---------- Text segment

Sunday, January 24, 2016

The Seventh Seal (movie review)


This much-written-about classic by Ingmar Bergman is embedded within every film school curriculum and overview documentary I would suppose.  The Story of Film:  An Odyssey, certainly cites it.  For all that hype, had I ever see this movie start to finish?  Not for credit certainly.

The plot is set in medieval Sweden and appropriately follows a formula, popular at the time (and later), of a small troupe on a pilgrimage, eventually braving dangers together, and in this case, witnessing a witch burning in progress.

The fragility and ineptness of the entire belief system of the day is exposed, almost to the point of comically, in a somewhat Monty Pythonic (satirical) manner ("bring out your dead!").

Ironically, they are being punished by God, for being so forgivably clueless.  Fools are not exempt from the laws of nature however, and Death reaps souls aplenty.

The pilgrimage begins with the Knight and Squire, just back from the crusades, soon joined by Death, who stalks the Knight throughout the film, playing him at chess.  The Squire turns out to be the most learned and free thinking of the bunch and challenges the Knight's belief system in a teasing manner.

The Squire is chivalrous in rescuing a Damsel in distress, from a wicked thief who used to be something of a church authority, the one who encouraged the Knight and Squire to venture abroad on their crusade in the first place.  The Damsel joins the party, as does a troupe of three actors:  the Clown, his beautiful young Wife, their Director, and the baby Michael.

The Clown is perhaps closest to God in having visions all the time, which make him seem the most foolish, though his Wife listens and loves him.  The Clown is in good physical shape given he practices his moves all day, though his juggling is pathetic, what we see of it anyway.  He hopes Michael, their son, will grow up to become a juggler too.

--------------------
---------- Information supplied

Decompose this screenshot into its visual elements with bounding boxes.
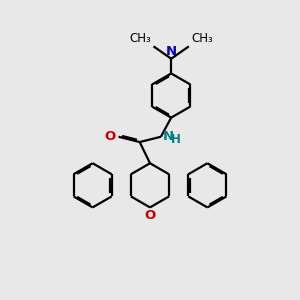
Text: N: N — [166, 44, 177, 58]
Text: N: N — [162, 130, 173, 143]
Text: O: O — [104, 130, 116, 143]
Text: H: H — [171, 133, 181, 146]
Text: O: O — [144, 209, 156, 223]
Text: CH₃: CH₃ — [191, 32, 213, 45]
Text: CH₃: CH₃ — [130, 32, 152, 45]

--------------------

_Goal 1:_
Answer these questions from the review of The Seventh Seal:
(a) In what time and place is the plot set?
(b) What game does Death play with the Knight?
(c) What does the Clown hope his son Michael will become?
_Goal 2:_
Retype the part of the review of The Seventh Seal between "Ironically, they are" and "the baby Michael.", inclusive.
The items are separate material and have no connection to the review.

_Finished answer 1:_
(a) Medieval Sweden.
(b) Chess.
(c) A juggler.

_Finished answer 2:_
Ironically, they are being punished by God, for being so forgivably clueless.  Fools are not exempt from the laws of nature however, and Death reaps souls aplenty.

The pilgrimage begins with the Knight and Squire, just back from the crusades, soon joined by Death, who stalks the Knight throughout the film, playing him at chess.  The Squire turns out to be the most learned and free thinking of the bunch and challenges the Knight's belief system in a teasing manner.

The Squire is chivalrous in rescuing a Damsel in distress, from a wicked thief who used to be something of a church authority, the one who encouraged the Knight and Squire to venture abroad on their crusade in the first place.  The Damsel joins the party, as does a troupe of three actors:  the Clown, his beautiful young Wife, their Director, and the baby Michael.